◆ **Records for this task**
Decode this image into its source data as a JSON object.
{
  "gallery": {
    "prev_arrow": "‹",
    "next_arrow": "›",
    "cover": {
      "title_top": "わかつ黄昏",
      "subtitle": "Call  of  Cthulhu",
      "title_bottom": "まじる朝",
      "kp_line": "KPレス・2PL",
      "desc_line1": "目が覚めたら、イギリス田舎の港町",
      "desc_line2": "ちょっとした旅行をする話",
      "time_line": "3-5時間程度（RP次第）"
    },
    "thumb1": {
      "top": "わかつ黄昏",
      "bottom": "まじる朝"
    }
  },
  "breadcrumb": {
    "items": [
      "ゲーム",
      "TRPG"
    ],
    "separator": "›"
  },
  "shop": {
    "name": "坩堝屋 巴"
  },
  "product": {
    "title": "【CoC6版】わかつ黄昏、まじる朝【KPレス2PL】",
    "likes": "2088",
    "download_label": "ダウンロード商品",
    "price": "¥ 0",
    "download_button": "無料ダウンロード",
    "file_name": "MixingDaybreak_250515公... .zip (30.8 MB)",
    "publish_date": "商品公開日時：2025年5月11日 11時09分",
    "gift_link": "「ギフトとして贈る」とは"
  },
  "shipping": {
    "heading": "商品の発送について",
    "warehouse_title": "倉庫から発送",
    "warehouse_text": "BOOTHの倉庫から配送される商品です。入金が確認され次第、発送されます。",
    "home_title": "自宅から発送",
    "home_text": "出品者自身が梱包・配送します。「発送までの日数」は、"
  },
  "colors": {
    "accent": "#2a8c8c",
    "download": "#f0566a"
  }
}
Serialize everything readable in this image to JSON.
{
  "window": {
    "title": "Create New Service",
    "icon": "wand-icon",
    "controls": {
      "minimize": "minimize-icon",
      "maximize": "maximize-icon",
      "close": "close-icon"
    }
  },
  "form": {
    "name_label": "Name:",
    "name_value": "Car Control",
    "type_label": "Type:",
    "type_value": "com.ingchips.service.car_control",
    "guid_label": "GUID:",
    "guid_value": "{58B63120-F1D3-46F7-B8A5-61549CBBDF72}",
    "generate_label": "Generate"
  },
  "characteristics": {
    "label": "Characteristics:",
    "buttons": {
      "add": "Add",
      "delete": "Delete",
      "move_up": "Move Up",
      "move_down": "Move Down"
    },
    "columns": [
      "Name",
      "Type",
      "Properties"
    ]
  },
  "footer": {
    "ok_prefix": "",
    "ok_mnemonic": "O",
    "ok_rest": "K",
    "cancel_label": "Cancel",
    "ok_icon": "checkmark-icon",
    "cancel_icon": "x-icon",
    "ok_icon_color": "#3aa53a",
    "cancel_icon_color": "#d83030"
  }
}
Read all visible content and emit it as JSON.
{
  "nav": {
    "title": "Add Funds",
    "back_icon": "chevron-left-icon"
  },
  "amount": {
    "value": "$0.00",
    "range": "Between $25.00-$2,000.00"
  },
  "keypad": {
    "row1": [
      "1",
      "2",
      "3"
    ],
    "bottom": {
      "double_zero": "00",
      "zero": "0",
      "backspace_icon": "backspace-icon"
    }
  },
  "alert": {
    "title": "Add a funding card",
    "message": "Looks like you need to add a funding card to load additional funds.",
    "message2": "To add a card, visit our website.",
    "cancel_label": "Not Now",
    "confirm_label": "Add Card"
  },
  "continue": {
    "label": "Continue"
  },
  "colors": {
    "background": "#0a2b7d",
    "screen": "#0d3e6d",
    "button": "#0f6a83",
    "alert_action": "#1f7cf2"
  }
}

◆ **Do this**
What is needed here is an exact reproduction of all the entries.

◆ **Complete output**
Decode this image into its source data as a JSON object.
{
  "gallery": {
    "prev_arrow": "‹",
    "next_arrow": "›",
    "cover": {
      "title_top": "わかつ黄昏",
      "subtitle": "Call  of  Cthulhu",
      "title_bottom": "まじる朝",
      "kp_line": "KPレス・2PL",
      "desc_line1": "目が覚めたら、イギリス田舎の港町",
      "desc_line2": "ちょっとした旅行をする話",
      "time_line": "3-5時間程度（RP次第）"
    },
    "thumb1": {
      "top": "わかつ黄昏",
      "bottom": "まじる朝"
    }
  },
  "breadcrumb": {
    "items": [
      "ゲーム",
      "TRPG"
    ],
    "separator": "›"
  },
  "shop": {
    "name": "坩堝屋 巴"
  },
  "product": {
    "title": "【CoC6版】わかつ黄昏、まじる朝【KPレス2PL】",
    "likes": "2088",
    "download_label": "ダウンロード商品",
    "price": "¥ 0",
    "download_button": "無料ダウンロード",
    "file_name": "MixingDaybreak_250515公... .zip (30.8 MB)",
    "publish_date": "商品公開日時：2025年5月11日 11時09分",
    "gift_link": "「ギフトとして贈る」とは"
  },
  "shipping": {
    "heading": "商品の発送について",
    "warehouse_title": "倉庫から発送",
    "warehouse_text": "BOOTHの倉庫から配送される商品です。入金が確認され次第、発送されます。",
    "home_title": "自宅から発送",
    "home_text": "出品者自身が梱包・配送します。「発送までの日数」は、"
  },
  "colors": {
    "accent": "#2a8c8c",
    "download": "#f0566a"
  }
}
Serialize everything readable in this image to JSON.
{
  "window": {
    "title": "Create New Service",
    "icon": "wand-icon",
    "controls": {
      "minimize": "minimize-icon",
      "maximize": "maximize-icon",
      "close": "close-icon"
    }
  },
  "form": {
    "name_label": "Name:",
    "name_value": "Car Control",
    "type_label": "Type:",
    "type_value": "com.ingchips.service.car_control",
    "guid_label": "GUID:",
    "guid_value": "{58B63120-F1D3-46F7-B8A5-61549CBBDF72}",
    "generate_label": "Generate"
  },
  "characteristics": {
    "label": "Characteristics:",
    "buttons": {
      "add": "Add",
      "delete": "Delete",
      "move_up": "Move Up",
      "move_down": "Move Down"
    },
    "columns": [
      "Name",
      "Type",
      "Properties"
    ]
  },
  "footer": {
    "ok_prefix": "",
    "ok_mnemonic": "O",
    "ok_rest": "K",
    "cancel_label": "Cancel",
    "ok_icon": "checkmark-icon",
    "cancel_icon": "x-icon",
    "ok_icon_color": "#3aa53a",
    "cancel_icon_color": "#d83030"
  }
}
Read all visible content and emit it as JSON.
{
  "nav": {
    "title": "Add Funds",
    "back_icon": "chevron-left-icon"
  },
  "amount": {
    "value": "$0.00",
    "range": "Between $25.00-$2,000.00"
  },
  "keypad": {
    "row1": [
      "1",
      "2",
      "3"
    ],
    "bottom": {
      "double_zero": "00",
      "zero": "0",
      "backspace_icon": "backspace-icon"
    }
  },
  "alert": {
    "title": "Add a funding card",
    "message": "Looks like you need to add a funding card to load additional funds.",
    "message2": "To add a card, visit our website.",
    "cancel_label": "Not Now",
    "confirm_label": "Add Card"
  },
  "continue": {
    "label": "Continue"
  },
  "colors": {
    "background": "#0a2b7d",
    "screen": "#0d3e6d",
    "button": "#0f6a83",
    "alert_action": "#1f7cf2"
  }
}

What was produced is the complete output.